LISTING -
════════

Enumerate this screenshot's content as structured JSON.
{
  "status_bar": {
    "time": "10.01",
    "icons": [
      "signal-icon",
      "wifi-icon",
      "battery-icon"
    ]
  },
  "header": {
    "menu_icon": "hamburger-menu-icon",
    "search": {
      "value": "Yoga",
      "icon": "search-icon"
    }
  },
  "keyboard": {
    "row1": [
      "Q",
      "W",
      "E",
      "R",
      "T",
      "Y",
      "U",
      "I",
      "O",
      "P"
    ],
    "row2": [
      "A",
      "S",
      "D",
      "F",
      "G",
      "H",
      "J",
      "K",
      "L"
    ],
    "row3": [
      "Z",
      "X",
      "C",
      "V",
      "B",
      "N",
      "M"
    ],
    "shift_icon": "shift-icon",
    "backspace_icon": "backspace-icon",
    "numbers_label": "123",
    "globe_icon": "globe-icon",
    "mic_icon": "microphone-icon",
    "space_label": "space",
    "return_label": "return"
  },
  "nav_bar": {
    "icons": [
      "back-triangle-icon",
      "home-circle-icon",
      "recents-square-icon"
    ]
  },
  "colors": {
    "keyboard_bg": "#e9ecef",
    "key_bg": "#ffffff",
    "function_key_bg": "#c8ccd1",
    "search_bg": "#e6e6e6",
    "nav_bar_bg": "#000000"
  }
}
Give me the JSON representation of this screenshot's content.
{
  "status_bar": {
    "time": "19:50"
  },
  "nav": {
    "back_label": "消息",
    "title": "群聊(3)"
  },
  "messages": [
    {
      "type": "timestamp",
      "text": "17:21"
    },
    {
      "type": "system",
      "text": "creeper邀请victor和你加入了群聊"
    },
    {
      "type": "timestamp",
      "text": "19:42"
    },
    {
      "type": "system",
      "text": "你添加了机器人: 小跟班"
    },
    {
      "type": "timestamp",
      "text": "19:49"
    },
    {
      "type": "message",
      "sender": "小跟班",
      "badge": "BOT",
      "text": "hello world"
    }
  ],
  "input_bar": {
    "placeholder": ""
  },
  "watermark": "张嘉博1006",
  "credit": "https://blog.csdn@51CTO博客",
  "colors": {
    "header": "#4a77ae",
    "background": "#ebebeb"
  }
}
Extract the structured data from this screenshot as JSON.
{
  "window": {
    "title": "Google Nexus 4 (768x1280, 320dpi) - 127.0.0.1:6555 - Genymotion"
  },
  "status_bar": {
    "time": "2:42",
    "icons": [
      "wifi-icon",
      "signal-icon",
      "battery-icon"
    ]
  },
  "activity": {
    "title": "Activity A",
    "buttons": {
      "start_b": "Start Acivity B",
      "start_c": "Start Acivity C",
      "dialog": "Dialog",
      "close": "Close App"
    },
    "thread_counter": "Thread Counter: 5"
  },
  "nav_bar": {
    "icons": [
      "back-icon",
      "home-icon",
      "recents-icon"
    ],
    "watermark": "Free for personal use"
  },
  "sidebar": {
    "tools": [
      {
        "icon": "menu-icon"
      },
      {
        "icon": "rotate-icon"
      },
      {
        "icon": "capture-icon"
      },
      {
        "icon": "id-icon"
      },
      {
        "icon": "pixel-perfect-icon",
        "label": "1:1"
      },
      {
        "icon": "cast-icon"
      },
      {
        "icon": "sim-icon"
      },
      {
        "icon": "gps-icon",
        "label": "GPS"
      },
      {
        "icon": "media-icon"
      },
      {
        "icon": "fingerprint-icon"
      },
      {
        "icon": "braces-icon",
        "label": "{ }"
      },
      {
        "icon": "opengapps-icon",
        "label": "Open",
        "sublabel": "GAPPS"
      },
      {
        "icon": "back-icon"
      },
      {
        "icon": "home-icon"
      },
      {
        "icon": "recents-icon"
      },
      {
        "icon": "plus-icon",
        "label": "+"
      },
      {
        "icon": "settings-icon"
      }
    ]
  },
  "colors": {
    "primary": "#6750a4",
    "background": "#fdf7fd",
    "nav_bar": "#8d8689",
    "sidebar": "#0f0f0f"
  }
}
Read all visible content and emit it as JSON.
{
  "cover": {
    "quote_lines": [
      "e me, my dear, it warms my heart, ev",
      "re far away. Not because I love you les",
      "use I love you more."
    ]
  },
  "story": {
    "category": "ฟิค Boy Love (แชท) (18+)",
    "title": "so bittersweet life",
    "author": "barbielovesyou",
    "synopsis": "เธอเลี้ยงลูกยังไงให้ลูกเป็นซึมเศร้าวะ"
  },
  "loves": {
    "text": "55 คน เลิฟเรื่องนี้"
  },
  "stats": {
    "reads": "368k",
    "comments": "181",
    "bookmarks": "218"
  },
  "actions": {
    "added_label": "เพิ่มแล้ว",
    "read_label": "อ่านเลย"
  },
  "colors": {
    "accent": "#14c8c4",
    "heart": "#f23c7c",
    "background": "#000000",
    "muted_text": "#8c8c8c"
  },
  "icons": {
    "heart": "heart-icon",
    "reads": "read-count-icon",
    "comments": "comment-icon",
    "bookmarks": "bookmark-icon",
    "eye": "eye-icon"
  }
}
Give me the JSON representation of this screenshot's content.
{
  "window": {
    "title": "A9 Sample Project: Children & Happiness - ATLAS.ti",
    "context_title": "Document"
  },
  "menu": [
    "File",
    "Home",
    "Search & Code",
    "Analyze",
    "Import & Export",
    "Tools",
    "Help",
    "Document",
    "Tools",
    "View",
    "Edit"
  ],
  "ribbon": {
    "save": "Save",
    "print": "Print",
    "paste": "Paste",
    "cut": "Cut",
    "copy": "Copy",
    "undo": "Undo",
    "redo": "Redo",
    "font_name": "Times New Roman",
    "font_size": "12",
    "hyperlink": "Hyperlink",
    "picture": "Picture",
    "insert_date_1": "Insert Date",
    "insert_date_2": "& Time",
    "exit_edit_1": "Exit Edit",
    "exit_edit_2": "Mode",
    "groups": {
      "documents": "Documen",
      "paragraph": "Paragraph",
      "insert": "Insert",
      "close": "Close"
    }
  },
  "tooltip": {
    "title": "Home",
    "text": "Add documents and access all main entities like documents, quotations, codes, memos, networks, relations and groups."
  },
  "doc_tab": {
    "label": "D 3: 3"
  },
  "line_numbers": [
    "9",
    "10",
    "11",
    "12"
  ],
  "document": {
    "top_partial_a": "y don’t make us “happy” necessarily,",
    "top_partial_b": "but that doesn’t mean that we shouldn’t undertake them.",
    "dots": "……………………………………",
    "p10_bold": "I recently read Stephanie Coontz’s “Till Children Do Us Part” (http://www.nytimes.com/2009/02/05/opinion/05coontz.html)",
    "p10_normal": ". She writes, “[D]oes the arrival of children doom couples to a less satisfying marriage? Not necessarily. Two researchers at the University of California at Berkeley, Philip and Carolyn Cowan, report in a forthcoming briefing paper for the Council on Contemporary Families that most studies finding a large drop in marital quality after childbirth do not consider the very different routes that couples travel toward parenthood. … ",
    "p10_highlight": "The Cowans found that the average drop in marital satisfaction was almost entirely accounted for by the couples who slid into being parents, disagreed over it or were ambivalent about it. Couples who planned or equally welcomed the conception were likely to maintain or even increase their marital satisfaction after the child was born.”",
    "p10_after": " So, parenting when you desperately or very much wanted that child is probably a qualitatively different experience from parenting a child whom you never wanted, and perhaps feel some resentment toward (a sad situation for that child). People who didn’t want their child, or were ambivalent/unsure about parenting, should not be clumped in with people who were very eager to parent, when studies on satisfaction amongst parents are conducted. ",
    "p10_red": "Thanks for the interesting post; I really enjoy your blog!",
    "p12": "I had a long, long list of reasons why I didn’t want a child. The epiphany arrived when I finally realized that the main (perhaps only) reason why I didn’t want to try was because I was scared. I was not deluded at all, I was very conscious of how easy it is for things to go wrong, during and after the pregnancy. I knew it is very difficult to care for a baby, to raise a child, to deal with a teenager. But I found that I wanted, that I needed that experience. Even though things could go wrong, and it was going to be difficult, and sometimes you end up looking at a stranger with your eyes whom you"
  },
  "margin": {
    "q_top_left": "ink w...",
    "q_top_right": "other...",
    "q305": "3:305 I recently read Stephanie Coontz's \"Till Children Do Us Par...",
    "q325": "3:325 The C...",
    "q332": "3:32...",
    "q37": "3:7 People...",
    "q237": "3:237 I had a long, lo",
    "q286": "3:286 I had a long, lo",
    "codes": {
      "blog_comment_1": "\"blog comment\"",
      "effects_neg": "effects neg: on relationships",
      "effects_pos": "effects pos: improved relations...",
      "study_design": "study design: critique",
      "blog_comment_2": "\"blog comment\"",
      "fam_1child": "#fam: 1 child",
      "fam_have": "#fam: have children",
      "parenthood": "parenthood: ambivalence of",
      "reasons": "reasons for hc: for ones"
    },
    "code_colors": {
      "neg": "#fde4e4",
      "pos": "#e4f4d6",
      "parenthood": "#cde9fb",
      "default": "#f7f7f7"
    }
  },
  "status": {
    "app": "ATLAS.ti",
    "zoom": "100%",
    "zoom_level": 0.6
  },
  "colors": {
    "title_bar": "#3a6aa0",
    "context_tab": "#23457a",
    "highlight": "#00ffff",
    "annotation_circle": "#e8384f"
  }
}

════════

WRITTEN EXERCISE - In the records above, find each line holding "screenshot" and copy it.

SOLUTION FOR THIS TASK -
Enumerate this screenshot's content as structured JSON.
Give me the JSON representation of this screenshot's content.
Extract the structured data from this screenshot as JSON.
Give me the JSON representation of this screenshot's content.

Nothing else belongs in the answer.